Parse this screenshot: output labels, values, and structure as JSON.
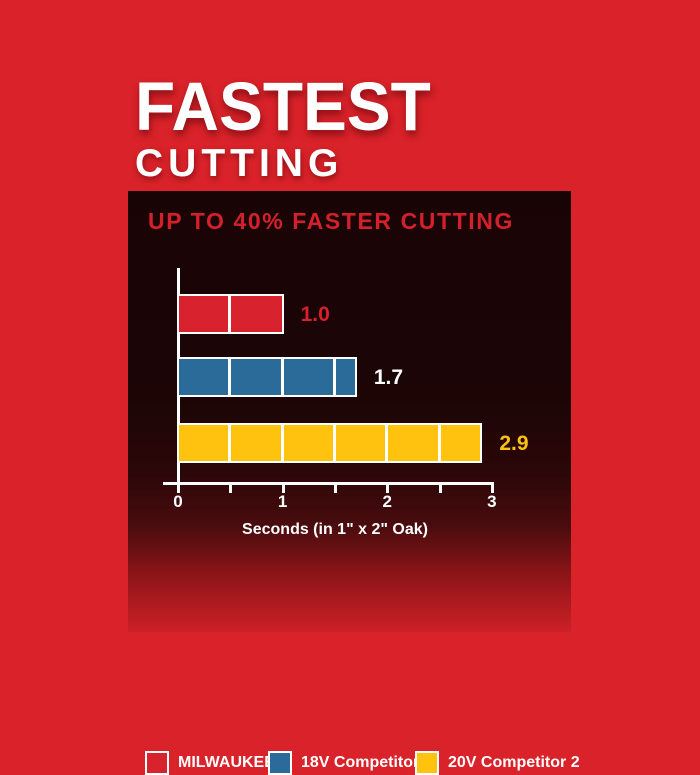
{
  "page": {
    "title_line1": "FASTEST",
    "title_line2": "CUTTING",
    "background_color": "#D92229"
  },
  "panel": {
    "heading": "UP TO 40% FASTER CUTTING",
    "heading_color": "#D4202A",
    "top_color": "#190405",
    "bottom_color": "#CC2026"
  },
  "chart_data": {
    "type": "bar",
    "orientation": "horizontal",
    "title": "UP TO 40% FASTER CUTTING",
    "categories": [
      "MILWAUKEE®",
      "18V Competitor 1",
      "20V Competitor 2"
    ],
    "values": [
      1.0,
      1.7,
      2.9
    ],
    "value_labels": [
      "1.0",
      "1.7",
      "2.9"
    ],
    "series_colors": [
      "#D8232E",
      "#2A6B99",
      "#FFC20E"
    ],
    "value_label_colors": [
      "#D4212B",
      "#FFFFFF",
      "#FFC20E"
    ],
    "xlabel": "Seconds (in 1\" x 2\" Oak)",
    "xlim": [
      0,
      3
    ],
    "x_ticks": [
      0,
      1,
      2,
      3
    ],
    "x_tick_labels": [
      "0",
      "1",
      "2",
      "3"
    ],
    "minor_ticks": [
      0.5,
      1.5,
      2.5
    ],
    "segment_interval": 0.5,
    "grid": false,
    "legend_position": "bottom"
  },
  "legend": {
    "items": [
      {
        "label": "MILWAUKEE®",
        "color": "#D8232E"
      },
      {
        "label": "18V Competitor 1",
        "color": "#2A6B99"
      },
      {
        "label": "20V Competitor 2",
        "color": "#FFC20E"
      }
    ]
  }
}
* * * *
[PROBLEM STATEMENT]:
Copy the listing exactly. Any image in it stays out of the copy.

[WRITTEN SOLUTION]:
Parse this screenshot: output labels, values, and structure as JSON.
{
  "page": {
    "title_line1": "FASTEST",
    "title_line2": "CUTTING",
    "background_color": "#D92229"
  },
  "panel": {
    "heading": "UP TO 40% FASTER CUTTING",
    "heading_color": "#D4202A",
    "top_color": "#190405",
    "bottom_color": "#CC2026"
  },
  "chart_data": {
    "type": "bar",
    "orientation": "horizontal",
    "title": "UP TO 40% FASTER CUTTING",
    "categories": [
      "MILWAUKEE®",
      "18V Competitor 1",
      "20V Competitor 2"
    ],
    "values": [
      1.0,
      1.7,
      2.9
    ],
    "value_labels": [
      "1.0",
      "1.7",
      "2.9"
    ],
    "series_colors": [
      "#D8232E",
      "#2A6B99",
      "#FFC20E"
    ],
    "value_label_colors": [
      "#D4212B",
      "#FFFFFF",
      "#FFC20E"
    ],
    "xlabel": "Seconds (in 1\" x 2\" Oak)",
    "xlim": [
      0,
      3
    ],
    "x_ticks": [
      0,
      1,
      2,
      3
    ],
    "x_tick_labels": [
      "0",
      "1",
      "2",
      "3"
    ],
    "minor_ticks": [
      0.5,
      1.5,
      2.5
    ],
    "segment_interval": 0.5,
    "grid": false,
    "legend_position": "bottom"
  },
  "legend": {
    "items": [
      {
        "label": "MILWAUKEE®",
        "color": "#D8232E"
      },
      {
        "label": "18V Competitor 1",
        "color": "#2A6B99"
      },
      {
        "label": "20V Competitor 2",
        "color": "#FFC20E"
      }
    ]
  }
}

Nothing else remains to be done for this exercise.